***** SUPPLIED MATERIAL *****
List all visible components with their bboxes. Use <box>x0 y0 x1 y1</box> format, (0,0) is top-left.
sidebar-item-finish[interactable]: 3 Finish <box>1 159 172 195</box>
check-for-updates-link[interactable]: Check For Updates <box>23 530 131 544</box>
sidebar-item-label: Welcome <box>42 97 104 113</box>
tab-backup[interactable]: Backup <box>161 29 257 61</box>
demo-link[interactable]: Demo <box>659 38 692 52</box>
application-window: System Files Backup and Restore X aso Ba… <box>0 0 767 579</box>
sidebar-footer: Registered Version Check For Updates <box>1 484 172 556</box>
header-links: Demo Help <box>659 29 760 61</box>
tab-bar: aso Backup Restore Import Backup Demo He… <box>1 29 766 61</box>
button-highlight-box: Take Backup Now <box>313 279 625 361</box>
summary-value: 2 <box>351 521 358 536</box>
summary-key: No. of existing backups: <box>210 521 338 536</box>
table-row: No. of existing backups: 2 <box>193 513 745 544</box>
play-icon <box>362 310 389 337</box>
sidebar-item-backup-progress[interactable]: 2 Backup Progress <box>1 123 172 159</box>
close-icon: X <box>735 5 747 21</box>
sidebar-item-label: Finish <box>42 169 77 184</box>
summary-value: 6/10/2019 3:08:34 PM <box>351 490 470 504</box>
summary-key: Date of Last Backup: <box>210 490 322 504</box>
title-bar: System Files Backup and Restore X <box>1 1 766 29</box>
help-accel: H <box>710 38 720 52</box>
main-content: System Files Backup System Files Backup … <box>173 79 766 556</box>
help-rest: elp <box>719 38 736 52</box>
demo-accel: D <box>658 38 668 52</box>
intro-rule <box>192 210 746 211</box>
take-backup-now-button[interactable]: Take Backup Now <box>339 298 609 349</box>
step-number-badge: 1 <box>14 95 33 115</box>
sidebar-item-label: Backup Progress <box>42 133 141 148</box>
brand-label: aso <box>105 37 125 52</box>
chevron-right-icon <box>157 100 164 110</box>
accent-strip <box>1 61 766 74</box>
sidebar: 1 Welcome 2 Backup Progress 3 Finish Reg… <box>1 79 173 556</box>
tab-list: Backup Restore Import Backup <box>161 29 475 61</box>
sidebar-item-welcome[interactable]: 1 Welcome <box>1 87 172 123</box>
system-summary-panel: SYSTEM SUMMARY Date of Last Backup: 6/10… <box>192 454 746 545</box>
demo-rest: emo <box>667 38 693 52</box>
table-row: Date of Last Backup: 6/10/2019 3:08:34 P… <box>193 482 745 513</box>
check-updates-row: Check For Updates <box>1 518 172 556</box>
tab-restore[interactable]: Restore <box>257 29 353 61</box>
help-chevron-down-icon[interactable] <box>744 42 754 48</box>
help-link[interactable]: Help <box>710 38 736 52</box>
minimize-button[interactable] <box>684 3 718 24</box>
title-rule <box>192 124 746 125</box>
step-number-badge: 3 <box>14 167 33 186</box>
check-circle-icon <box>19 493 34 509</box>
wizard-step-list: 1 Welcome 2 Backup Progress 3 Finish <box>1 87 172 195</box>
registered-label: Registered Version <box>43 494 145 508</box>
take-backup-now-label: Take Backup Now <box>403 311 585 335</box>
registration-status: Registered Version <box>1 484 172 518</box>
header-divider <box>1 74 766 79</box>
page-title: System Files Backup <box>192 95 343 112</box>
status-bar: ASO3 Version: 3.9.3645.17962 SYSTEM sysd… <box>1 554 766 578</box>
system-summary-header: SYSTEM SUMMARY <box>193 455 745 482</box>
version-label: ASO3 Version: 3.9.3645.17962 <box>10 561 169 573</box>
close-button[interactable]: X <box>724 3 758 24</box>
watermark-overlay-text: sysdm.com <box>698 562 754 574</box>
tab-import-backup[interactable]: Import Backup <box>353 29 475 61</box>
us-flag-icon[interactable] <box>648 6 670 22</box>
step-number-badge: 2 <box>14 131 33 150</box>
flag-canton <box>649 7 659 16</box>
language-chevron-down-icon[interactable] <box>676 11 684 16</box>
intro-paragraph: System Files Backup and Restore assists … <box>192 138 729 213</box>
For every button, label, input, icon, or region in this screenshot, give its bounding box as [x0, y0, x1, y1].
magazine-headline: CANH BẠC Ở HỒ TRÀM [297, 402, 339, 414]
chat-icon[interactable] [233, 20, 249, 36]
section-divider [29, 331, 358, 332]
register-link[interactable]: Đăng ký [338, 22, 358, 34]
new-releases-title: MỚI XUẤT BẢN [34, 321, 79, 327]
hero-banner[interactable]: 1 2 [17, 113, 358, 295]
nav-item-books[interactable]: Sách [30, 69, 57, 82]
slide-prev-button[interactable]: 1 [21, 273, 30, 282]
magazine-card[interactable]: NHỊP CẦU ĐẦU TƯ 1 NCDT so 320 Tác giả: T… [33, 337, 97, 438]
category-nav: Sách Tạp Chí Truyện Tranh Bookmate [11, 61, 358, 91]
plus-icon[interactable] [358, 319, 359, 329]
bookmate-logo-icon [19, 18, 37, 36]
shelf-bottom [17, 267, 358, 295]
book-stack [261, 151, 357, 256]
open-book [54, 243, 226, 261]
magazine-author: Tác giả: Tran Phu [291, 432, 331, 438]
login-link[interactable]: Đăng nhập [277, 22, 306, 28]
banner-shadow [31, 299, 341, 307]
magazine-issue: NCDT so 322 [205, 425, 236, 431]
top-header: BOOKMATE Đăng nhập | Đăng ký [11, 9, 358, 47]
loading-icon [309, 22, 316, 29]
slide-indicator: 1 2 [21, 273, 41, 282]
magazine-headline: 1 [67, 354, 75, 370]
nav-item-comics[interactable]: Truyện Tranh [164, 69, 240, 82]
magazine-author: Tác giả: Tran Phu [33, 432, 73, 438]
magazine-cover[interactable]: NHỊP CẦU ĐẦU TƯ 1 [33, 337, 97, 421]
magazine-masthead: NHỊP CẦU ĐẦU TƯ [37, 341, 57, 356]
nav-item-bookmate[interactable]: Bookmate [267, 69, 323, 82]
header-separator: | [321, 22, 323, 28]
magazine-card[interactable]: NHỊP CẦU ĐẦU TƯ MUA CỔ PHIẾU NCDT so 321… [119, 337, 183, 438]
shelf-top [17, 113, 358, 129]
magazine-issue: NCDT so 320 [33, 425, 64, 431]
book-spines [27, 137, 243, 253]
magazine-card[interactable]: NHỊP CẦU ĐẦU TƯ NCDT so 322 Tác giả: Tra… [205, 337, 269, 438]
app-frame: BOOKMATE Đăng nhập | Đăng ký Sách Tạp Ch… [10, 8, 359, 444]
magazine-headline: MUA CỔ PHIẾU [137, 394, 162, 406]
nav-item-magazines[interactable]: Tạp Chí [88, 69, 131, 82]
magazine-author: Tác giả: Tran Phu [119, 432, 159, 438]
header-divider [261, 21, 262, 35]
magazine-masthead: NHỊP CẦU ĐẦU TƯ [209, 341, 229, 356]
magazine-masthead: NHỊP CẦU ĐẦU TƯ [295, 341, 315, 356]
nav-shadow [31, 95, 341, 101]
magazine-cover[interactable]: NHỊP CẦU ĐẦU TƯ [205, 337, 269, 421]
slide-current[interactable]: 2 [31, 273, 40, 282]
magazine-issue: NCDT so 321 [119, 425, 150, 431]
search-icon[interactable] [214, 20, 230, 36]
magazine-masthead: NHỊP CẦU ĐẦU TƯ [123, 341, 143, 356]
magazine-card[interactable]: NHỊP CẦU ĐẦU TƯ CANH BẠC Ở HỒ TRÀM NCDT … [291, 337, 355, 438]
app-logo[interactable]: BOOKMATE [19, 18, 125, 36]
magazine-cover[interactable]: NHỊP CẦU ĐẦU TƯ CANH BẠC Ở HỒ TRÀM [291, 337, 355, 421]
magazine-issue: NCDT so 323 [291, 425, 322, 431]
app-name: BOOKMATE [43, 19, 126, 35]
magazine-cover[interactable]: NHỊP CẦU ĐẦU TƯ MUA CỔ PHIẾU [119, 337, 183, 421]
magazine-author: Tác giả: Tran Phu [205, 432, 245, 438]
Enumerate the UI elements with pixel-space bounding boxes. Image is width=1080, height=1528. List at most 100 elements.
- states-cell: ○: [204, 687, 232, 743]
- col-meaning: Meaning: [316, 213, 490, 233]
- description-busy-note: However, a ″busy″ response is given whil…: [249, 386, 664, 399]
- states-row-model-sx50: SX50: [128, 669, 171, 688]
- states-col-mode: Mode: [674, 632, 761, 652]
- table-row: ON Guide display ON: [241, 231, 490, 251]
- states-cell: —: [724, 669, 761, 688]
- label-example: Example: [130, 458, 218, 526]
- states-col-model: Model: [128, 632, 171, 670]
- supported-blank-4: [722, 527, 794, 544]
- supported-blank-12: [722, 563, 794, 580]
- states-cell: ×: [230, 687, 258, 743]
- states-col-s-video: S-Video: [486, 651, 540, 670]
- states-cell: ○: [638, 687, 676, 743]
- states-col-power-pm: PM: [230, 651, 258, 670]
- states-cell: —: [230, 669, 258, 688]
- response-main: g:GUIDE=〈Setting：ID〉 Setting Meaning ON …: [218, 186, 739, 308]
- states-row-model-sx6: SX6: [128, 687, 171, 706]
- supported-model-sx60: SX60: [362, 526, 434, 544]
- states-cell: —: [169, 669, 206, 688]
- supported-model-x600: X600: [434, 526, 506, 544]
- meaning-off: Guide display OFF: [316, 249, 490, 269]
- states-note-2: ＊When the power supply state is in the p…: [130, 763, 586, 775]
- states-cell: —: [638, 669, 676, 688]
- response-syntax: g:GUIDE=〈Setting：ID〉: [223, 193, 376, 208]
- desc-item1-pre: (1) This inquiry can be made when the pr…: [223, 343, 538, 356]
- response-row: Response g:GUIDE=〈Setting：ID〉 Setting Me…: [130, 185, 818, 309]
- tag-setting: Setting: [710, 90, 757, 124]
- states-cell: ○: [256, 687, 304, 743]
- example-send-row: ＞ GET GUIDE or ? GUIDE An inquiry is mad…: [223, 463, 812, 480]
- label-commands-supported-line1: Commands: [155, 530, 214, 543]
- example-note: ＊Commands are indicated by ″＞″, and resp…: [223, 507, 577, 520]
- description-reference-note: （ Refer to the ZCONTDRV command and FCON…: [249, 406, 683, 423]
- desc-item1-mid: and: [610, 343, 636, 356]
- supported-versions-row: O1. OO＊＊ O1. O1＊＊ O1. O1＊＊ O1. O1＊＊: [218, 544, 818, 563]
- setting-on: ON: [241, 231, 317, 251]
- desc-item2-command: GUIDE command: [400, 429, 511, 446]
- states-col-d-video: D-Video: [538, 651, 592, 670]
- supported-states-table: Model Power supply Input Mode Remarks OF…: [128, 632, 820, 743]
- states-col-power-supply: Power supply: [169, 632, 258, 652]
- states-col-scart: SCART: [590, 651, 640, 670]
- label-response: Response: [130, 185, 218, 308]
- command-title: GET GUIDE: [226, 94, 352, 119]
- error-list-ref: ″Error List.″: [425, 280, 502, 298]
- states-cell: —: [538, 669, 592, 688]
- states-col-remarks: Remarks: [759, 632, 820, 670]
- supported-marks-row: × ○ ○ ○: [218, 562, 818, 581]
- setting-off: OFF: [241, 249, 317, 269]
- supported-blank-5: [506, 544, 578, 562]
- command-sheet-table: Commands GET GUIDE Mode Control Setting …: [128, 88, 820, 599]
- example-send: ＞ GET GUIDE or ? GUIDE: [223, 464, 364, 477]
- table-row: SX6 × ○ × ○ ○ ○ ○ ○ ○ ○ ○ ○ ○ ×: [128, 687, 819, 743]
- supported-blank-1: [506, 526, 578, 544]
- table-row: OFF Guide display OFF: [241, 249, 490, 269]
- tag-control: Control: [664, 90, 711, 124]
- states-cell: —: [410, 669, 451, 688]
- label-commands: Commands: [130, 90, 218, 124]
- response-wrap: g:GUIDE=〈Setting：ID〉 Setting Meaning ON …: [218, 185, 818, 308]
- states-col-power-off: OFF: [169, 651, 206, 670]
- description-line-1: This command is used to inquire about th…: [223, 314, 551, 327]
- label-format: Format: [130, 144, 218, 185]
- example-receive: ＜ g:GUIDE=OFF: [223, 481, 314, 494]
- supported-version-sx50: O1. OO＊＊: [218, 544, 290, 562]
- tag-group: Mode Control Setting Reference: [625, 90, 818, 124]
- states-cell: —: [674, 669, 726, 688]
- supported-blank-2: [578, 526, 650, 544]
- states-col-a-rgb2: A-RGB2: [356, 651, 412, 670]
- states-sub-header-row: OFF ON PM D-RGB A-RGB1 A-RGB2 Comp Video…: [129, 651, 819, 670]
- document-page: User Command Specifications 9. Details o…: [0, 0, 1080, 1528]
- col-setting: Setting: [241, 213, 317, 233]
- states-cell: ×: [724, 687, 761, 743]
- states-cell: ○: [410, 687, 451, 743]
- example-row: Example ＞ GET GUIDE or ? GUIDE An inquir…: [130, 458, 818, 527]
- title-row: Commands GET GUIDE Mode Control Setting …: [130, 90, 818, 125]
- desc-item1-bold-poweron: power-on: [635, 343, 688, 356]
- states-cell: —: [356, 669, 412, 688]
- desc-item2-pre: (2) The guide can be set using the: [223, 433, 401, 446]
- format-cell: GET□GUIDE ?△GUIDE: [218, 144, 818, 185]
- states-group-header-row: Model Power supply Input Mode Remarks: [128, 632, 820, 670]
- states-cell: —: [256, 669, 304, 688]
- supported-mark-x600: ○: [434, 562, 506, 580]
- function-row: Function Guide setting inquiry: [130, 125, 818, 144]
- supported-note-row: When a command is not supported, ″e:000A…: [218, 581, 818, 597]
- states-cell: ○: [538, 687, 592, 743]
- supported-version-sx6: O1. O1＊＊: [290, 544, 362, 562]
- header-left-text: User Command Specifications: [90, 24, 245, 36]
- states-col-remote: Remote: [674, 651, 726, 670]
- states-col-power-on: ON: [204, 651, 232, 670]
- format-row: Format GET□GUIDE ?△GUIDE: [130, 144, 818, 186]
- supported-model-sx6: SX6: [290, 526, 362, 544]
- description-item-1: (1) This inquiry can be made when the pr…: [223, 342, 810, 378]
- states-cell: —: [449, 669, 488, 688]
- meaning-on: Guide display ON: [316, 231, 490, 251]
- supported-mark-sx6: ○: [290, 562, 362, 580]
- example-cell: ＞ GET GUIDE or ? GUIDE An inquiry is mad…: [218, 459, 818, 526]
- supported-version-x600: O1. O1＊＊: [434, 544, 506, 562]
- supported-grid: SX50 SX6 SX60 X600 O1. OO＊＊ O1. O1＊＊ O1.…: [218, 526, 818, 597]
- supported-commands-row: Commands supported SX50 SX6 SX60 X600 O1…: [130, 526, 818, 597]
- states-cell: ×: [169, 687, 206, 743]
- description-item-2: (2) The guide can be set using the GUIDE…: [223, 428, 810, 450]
*****
— PROBLEM TO SOLVE —
Please copy the lines above exactly, from the first one through the line holding "button-highlight-box: Take Backup", both included.

— RESULT OF THE TASK —
List all visible components with their bboxes. Use <box>x0 y0 x1 y1</box> format, (0,0) is top-left.
sidebar-item-finish[interactable]: 3 Finish <box>1 159 172 195</box>
check-for-updates-link[interactable]: Check For Updates <box>23 530 131 544</box>
sidebar-item-label: Welcome <box>42 97 104 113</box>
tab-backup[interactable]: Backup <box>161 29 257 61</box>
demo-link[interactable]: Demo <box>659 38 692 52</box>
application-window: System Files Backup and Restore X aso Ba… <box>0 0 767 579</box>
sidebar-footer: Registered Version Check For Updates <box>1 484 172 556</box>
header-links: Demo Help <box>659 29 760 61</box>
tab-bar: aso Backup Restore Import Backup Demo He… <box>1 29 766 61</box>
button-highlight-box: Take Backup Now <box>313 279 625 361</box>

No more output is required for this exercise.